### Task statement
Reproduce the listing below without any change.
- - - -
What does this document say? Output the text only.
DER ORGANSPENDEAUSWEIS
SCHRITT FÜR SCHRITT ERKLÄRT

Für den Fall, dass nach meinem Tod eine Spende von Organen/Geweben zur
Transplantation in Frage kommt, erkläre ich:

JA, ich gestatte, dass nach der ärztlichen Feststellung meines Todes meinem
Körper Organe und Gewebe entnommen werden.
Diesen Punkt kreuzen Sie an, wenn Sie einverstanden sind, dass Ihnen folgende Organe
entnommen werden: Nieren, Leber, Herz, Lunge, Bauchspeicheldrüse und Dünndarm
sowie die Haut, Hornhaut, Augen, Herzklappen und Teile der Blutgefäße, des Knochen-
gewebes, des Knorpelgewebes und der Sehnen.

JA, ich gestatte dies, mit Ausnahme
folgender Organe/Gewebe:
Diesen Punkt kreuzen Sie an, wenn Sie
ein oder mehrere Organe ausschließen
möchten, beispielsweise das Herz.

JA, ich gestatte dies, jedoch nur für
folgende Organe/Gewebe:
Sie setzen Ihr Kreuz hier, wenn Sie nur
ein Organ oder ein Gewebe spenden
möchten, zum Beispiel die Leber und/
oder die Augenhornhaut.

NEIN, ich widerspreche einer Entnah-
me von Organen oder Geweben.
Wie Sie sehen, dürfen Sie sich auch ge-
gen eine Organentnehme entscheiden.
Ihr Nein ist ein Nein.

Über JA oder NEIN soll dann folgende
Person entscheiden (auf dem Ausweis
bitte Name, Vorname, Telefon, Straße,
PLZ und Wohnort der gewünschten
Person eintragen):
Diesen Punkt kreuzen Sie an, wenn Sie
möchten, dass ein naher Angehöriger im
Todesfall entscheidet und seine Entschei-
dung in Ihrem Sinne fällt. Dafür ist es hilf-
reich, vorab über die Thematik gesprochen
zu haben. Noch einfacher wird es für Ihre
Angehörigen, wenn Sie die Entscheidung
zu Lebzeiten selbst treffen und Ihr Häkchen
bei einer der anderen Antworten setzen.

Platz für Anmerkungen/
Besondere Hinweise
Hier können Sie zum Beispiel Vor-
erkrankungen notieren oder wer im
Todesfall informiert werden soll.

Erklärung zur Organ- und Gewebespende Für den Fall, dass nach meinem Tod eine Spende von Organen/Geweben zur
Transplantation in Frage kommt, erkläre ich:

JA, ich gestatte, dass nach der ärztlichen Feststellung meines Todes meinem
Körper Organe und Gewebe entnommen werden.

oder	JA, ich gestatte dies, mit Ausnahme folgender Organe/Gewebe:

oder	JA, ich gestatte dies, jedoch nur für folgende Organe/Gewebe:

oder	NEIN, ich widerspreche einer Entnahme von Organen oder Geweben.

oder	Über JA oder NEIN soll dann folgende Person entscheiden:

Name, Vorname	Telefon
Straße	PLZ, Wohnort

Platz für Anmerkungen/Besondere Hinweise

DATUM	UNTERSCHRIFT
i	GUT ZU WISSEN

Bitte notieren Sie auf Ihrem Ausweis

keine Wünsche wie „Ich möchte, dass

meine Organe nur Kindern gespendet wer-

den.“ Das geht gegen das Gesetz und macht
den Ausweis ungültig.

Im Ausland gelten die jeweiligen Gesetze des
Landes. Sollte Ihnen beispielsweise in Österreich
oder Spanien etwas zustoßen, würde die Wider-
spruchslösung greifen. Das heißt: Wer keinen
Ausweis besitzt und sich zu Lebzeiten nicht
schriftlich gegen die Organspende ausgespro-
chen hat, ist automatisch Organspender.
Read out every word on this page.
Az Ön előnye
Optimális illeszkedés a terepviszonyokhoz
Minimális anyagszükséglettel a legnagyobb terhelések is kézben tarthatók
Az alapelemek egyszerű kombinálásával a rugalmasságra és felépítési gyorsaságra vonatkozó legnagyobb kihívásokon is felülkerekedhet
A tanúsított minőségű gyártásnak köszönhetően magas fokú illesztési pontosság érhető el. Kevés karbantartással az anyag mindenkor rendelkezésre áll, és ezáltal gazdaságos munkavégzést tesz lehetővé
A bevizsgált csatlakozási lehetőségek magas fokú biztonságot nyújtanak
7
- - - -
### Result
What does this document say? Output the text only.
DER ORGANSPENDEAUSWEIS
SCHRITT FÜR SCHRITT ERKLÄRT

Für den Fall, dass nach meinem Tod eine Spende von Organen/Geweben zur
Transplantation in Frage kommt, erkläre ich:

JA, ich gestatte, dass nach der ärztlichen Feststellung meines Todes meinem
Körper Organe und Gewebe entnommen werden.
Diesen Punkt kreuzen Sie an, wenn Sie einverstanden sind, dass Ihnen folgende Organe
entnommen werden: Nieren, Leber, Herz, Lunge, Bauchspeicheldrüse und Dünndarm
sowie die Haut, Hornhaut, Augen, Herzklappen und Teile der Blutgefäße, des Knochen-
gewebes, des Knorpelgewebes und der Sehnen.

JA, ich gestatte dies, mit Ausnahme
folgender Organe/Gewebe:
Diesen Punkt kreuzen Sie an, wenn Sie
ein oder mehrere Organe ausschließen
möchten, beispielsweise das Herz.

JA, ich gestatte dies, jedoch nur für
folgende Organe/Gewebe:
Sie setzen Ihr Kreuz hier, wenn Sie nur
ein Organ oder ein Gewebe spenden
möchten, zum Beispiel die Leber und/
oder die Augenhornhaut.

NEIN, ich widerspreche einer Entnah-
me von Organen oder Geweben.
Wie Sie sehen, dürfen Sie sich auch ge-
gen eine Organentnehme entscheiden.
Ihr Nein ist ein Nein.

Über JA oder NEIN soll dann folgende
Person entscheiden (auf dem Ausweis
bitte Name, Vorname, Telefon, Straße,
PLZ und Wohnort der gewünschten
Person eintragen):
Diesen Punkt kreuzen Sie an, wenn Sie
möchten, dass ein naher Angehöriger im
Todesfall entscheidet und seine Entschei-
dung in Ihrem Sinne fällt. Dafür ist es hilf-
reich, vorab über die Thematik gesprochen
zu haben. Noch einfacher wird es für Ihre
Angehörigen, wenn Sie die Entscheidung
zu Lebzeiten selbst treffen und Ihr Häkchen
bei einer der anderen Antworten setzen.

Platz für Anmerkungen/
Besondere Hinweise
Hier können Sie zum Beispiel Vor-
erkrankungen notieren oder wer im
Todesfall informiert werden soll.

Erklärung zur Organ- und Gewebespende Für den Fall, dass nach meinem Tod eine Spende von Organen/Geweben zur
Transplantation in Frage kommt, erkläre ich:

JA, ich gestatte, dass nach der ärztlichen Feststellung meines Todes meinem
Körper Organe und Gewebe entnommen werden.

oder	JA, ich gestatte dies, mit Ausnahme folgender Organe/Gewebe:

oder	JA, ich gestatte dies, jedoch nur für folgende Organe/Gewebe:

oder	NEIN, ich widerspreche einer Entnahme von Organen oder Geweben.

oder	Über JA oder NEIN soll dann folgende Person entscheiden:

Name, Vorname	Telefon
Straße	PLZ, Wohnort

Platz für Anmerkungen/Besondere Hinweise

DATUM	UNTERSCHRIFT
i	GUT ZU WISSEN

Bitte notieren Sie auf Ihrem Ausweis

keine Wünsche wie „Ich möchte, dass

meine Organe nur Kindern gespendet wer-

den.“ Das geht gegen das Gesetz und macht
den Ausweis ungültig.

Im Ausland gelten die jeweiligen Gesetze des
Landes. Sollte Ihnen beispielsweise in Österreich
oder Spanien etwas zustoßen, würde die Wider-
spruchslösung greifen. Das heißt: Wer keinen
Ausweis besitzt und sich zu Lebzeiten nicht
schriftlich gegen die Organspende ausgespro-
chen hat, ist automatisch Organspender.
Read out every word on this page.
Az Ön előnye
Optimális illeszkedés a terepviszonyokhoz
Minimális anyagszükséglettel a legnagyobb terhelések is kézben tarthatók
Az alapelemek egyszerű kombinálásával a rugalmasságra és felépítési gyorsaságra vonatkozó legnagyobb kihívásokon is felülkerekedhet
A tanúsított minőségű gyártásnak köszönhetően magas fokú illesztési pontosság érhető el. Kevés karbantartással az anyag mindenkor rendelkezésre áll, és ezáltal gazdaságos munkavégzést tesz lehetővé
A bevizsgált csatlakozási lehetőségek magas fokú biztonságot nyújtanak
7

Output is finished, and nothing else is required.